Hui awarded Fulbright Fellowship to Norway



Alix Hui


A member of Mississippi State's history faculty is receiving a prestigious Fulbright Fellowship that will take her to Norway in August.

Assistant professor Alexandra E. "Alix" Hui will have a nine-month appointment at the Norwegian University for Science and Technology in Trondheim. She will be conducting research for a study on how field scientists listen to nature.

Specifically, the University of California, Los Angeles doctoral graduate seeks to learn more about how listening is standardized by biological scientists -- especially ornithologists, marine biologists and herpetologists -- and how this process is related to a more general history of the science of sound.

"I have already been invited to give talks in the history department, science and technology studies program and music program, which will be a great way to make some more interdisciplinary connections," said the author of "The Psychophysical Ear: Musical Experiments, Experimental Sounds, 1840-1910" (MIT Press, 2012).

"NTNU is also home to the main biological sciences program in the Norwegian university system, so I'm hoping to be able to speak to some people in that field, especially marine biologists, about my research," she added.

Hui was a UCLA teaching fellow before coming to MSU in 2008. Five years later, she became the first MSU humanities professor to receive a major National Science Foundation grant. The California native also was honored with an MSU State Pride Award for Faculty Excellence in 2010.

MSU long has been recognized for being one of the nation's top producers of Fulbright Scholars, ranking with Harvard, Columbia and Cornell universities, among others.

The J. William Fulbright Program is the flagship international educational exchange program sponsored by the U.S. government and is designed to increase mutual understanding between people of the United States and people of other countries.

Hui said encouragements from MSU associate professor Stephen Brain, a two-time Fulbright recipient, and Fritz Davis of Florida State University helped motivate her to apply for the scholar's grant.

"I was already part of an NTNU-based research group called the Cultural Logic of Facts and Figures Project, an international group of scholars that examines objectification, measurement and standardization as social processes," she said. "I had been hoping to find a way to spend an extended amount of time there to do research and work on my monograph."

> Exercise details
Carry on the article about Alix Hui's Fulbright Fellowship, starting after its final quoted sentence. The listing below this article comes from a separate source.

Records in a dataset:
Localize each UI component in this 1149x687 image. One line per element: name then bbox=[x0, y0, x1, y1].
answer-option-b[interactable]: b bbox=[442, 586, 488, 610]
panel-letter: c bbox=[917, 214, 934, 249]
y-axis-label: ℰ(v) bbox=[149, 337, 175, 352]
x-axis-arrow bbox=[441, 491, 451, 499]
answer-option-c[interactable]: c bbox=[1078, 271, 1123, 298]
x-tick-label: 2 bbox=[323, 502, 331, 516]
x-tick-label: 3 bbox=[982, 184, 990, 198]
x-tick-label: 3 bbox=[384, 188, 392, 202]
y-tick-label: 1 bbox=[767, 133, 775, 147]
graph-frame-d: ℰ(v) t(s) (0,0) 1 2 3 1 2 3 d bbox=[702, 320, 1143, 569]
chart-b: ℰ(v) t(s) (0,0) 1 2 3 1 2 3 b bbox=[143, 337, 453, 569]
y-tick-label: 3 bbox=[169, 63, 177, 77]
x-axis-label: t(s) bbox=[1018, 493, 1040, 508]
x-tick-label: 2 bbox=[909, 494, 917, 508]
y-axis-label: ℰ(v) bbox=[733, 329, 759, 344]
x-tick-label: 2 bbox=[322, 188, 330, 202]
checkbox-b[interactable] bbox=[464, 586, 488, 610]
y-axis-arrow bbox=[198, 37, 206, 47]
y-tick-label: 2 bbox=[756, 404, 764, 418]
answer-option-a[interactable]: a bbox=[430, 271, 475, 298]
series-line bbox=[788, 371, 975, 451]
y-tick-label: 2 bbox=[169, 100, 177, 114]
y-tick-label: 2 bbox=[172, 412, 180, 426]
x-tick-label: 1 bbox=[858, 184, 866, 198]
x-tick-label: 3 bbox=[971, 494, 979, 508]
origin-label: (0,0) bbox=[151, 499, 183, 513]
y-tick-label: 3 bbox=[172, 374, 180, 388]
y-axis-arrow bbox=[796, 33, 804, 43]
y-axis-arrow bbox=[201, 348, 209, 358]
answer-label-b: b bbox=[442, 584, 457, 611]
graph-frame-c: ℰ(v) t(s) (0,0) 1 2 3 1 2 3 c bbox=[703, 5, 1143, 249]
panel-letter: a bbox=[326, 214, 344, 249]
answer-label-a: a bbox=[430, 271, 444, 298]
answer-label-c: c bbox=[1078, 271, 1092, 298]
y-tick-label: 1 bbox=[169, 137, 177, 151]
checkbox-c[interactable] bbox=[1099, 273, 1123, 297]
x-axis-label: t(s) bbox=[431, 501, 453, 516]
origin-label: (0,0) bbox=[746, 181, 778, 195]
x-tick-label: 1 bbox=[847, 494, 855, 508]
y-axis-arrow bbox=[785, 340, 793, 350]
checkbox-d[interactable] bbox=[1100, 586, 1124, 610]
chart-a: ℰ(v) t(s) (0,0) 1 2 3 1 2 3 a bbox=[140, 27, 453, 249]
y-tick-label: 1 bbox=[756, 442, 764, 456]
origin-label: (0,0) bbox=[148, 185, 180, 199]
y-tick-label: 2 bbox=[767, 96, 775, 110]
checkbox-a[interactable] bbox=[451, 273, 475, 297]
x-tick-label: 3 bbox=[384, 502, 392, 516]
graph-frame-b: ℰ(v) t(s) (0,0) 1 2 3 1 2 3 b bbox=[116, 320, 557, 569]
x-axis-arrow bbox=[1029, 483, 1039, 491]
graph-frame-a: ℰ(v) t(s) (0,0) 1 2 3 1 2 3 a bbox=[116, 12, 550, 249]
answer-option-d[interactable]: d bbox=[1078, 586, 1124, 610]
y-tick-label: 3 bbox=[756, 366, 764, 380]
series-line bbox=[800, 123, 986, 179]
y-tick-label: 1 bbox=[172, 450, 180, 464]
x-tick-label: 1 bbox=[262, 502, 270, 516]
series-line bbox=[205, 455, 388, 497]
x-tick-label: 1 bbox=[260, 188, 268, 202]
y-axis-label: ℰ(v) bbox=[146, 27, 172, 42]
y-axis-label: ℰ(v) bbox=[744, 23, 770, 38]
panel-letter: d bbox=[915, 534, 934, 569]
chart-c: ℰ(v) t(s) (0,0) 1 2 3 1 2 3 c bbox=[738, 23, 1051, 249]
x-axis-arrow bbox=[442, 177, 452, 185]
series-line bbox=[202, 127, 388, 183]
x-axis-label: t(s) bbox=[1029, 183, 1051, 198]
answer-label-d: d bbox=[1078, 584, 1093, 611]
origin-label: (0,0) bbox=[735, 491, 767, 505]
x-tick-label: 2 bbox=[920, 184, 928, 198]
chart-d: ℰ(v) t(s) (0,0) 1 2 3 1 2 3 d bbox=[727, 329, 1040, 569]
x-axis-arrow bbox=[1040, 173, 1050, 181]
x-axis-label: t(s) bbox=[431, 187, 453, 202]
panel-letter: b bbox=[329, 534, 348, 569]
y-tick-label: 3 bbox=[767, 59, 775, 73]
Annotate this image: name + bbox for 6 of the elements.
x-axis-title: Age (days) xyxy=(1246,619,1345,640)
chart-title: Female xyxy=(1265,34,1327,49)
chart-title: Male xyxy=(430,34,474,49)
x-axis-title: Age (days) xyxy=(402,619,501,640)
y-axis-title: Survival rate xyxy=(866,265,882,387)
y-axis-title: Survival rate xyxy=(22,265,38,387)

> Result of the exercise
She said the group "was happy to host me, but Norway is extremely expensive," adding that "the only way a long stay there is feasible is to find an additional source of funding."

"The Fulbright seemed like the best option," Hui said.

In addition to Brain and Davis, she expressed particular appreciation to three others on campus for their assistance in the application process: Carly Cummings, assistant to the dean for research in the College of Arts and Sciences; Phyllis Bell Miller, professor of apparels, textiles and merchandising in the School of Human Sciences; and Stephen Cottrell, assistant director of the International Institute.

Both Miller and Cottrell are three-time Fulbright recipients.

Hui said she considers it "an honor for my research's potential to be recognized by such a prestigious body.

"I especially appreciate the Fulbright's larger goals of scholarship as cultural exchange," she added. "I am very much looking forward to learning more about Norway while sharing a bit of Mississippi with Norwegians."

Hui also holds a master's degree in history from UCLA and a bachelor's in physics, with an astronomy/astrophysics concentration, from Pomona College in Claremont, California.

In encouraging others to apply for the Fulbright, Hui emphasized that "these kinds of fellowships and grants involve a fair amount of work, but even if they aren't funded, the application process itself is a good intellectual exercise."